(Exercise aim)
Copy, from the entries below, each line in which the string "screenshot" appears.

** start Rows **

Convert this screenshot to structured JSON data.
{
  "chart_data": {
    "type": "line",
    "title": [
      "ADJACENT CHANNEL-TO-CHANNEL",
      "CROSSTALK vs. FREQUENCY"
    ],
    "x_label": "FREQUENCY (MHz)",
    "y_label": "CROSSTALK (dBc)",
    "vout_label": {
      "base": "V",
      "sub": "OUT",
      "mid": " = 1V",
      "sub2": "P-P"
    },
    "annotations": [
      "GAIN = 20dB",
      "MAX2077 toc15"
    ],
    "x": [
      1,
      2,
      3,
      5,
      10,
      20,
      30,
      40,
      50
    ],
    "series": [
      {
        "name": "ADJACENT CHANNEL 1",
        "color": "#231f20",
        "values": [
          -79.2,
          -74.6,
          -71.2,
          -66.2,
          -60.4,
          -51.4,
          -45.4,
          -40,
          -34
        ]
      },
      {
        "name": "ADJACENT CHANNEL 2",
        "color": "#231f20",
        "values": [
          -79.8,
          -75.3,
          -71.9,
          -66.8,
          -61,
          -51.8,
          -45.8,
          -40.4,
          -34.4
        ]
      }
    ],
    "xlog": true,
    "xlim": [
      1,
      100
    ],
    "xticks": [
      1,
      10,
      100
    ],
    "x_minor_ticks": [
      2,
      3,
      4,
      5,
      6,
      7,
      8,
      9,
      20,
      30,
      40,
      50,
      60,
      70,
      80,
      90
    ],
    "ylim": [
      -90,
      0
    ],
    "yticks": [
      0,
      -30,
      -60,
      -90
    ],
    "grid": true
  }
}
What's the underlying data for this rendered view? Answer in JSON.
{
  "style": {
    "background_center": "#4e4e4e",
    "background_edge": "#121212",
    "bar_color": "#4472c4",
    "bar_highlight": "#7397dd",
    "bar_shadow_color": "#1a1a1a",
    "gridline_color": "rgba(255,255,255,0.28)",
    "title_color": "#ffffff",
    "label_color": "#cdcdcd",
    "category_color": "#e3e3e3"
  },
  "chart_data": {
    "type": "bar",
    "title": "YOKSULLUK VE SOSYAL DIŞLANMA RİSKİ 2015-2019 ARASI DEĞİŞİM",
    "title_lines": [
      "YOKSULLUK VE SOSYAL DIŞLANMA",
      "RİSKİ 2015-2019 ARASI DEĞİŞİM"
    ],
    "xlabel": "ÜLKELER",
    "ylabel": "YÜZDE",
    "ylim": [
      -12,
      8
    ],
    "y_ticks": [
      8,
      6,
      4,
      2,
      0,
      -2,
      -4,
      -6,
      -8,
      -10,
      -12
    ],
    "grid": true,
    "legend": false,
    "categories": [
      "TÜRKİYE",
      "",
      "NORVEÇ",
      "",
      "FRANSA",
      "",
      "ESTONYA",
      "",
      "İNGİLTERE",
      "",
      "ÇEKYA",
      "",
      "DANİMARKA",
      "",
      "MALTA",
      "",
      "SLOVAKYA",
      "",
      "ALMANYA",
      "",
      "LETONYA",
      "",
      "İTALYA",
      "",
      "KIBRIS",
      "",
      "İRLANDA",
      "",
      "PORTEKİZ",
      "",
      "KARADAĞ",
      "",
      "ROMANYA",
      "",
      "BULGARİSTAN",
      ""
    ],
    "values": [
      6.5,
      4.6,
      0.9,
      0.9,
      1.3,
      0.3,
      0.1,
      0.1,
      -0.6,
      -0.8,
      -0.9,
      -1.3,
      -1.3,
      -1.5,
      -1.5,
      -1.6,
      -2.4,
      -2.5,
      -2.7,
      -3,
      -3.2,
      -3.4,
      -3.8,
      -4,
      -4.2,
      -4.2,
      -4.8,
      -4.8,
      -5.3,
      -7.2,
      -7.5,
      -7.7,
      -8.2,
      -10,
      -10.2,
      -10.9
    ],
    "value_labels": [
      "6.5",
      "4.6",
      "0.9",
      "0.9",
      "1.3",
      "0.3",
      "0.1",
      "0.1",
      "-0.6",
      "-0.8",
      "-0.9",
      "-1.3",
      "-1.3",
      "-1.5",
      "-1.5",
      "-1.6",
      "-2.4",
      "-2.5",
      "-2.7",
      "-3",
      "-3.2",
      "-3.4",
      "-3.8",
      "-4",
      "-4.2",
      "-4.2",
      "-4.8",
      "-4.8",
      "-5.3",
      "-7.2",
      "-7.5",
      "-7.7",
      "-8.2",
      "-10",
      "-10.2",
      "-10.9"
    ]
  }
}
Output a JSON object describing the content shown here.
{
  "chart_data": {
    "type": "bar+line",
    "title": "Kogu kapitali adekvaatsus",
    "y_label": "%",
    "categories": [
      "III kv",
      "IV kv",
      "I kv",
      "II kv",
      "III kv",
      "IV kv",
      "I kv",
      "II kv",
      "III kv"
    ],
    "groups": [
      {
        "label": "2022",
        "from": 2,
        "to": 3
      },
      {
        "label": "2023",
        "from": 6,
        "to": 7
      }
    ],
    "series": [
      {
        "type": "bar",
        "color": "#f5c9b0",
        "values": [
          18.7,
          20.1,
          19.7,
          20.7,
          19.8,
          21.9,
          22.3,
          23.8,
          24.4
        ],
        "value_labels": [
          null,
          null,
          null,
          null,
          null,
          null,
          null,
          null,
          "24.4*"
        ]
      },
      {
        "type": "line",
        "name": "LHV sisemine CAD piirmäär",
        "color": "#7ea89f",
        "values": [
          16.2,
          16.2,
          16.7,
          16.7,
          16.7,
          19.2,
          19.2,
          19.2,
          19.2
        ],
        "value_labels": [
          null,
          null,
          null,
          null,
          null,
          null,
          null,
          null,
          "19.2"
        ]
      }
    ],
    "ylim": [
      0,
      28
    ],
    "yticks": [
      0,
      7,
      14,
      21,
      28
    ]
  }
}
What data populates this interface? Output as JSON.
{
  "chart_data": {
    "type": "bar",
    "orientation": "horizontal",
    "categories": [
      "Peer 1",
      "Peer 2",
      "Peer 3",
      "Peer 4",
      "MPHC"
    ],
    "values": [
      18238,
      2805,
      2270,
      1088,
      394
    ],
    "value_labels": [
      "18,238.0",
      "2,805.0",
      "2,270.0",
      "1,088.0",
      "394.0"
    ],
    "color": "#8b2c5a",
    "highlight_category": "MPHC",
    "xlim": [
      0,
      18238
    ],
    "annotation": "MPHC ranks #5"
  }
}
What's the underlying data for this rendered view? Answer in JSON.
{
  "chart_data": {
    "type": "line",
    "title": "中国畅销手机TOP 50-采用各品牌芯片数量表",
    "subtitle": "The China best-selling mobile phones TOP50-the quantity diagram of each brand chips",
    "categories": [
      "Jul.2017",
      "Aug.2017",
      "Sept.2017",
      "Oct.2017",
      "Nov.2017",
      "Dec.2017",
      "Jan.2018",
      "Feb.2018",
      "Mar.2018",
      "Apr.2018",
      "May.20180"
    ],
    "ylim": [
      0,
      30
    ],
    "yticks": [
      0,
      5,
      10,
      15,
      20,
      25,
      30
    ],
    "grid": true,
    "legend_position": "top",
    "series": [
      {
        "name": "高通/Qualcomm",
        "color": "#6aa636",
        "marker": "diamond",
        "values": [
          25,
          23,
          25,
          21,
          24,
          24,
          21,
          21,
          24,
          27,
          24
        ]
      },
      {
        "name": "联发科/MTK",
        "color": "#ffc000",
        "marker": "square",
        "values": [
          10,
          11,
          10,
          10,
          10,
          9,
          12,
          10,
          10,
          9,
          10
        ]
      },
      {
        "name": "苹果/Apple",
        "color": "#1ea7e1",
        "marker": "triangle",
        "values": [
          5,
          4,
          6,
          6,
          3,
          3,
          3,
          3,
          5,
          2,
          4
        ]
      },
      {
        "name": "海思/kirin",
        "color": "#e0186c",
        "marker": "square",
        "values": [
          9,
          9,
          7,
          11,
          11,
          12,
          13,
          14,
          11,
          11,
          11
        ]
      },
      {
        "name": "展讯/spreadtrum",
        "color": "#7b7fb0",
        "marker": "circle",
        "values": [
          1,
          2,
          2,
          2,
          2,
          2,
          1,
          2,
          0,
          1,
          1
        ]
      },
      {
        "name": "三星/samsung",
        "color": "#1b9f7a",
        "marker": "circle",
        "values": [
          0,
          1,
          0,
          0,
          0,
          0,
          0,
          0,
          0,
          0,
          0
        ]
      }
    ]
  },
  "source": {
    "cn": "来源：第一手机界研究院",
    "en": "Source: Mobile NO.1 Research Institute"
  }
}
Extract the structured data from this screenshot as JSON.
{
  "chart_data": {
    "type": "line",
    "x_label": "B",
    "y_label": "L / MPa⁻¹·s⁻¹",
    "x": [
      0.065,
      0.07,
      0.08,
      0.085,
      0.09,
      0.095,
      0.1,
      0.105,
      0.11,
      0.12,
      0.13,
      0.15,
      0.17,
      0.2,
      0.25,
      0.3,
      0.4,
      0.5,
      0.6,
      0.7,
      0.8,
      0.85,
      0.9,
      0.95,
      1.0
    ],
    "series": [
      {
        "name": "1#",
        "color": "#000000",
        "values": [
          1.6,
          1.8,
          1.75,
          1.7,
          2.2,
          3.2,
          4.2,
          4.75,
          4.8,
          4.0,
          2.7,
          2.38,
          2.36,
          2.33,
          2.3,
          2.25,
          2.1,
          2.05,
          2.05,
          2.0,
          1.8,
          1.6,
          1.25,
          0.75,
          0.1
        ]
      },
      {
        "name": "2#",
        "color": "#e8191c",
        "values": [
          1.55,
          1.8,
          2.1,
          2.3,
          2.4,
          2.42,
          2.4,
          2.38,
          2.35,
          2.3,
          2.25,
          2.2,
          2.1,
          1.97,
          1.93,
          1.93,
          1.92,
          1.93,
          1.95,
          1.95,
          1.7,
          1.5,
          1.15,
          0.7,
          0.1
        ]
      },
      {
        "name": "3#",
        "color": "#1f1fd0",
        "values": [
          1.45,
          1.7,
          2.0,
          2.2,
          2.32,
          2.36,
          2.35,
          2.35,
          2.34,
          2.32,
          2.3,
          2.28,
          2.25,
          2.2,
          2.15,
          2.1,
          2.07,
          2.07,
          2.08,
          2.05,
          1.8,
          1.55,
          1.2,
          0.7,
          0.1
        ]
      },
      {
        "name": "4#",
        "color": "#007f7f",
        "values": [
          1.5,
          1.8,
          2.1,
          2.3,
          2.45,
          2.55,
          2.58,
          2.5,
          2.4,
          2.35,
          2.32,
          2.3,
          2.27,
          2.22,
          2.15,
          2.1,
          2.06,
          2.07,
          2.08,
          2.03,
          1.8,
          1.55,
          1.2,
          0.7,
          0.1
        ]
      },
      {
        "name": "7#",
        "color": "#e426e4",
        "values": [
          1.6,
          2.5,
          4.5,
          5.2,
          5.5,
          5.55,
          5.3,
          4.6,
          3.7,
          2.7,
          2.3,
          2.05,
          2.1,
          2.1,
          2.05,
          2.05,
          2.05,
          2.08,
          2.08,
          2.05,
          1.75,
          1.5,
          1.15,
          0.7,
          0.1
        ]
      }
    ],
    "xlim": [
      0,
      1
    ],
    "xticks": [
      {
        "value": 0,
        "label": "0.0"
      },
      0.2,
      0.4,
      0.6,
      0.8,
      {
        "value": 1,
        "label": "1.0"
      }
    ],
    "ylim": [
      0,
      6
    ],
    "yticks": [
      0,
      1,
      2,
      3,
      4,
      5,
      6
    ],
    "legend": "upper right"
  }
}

** end Rows **

(Finished task)
Convert this screenshot to structured JSON data.
Extract the structured data from this screenshot as JSON.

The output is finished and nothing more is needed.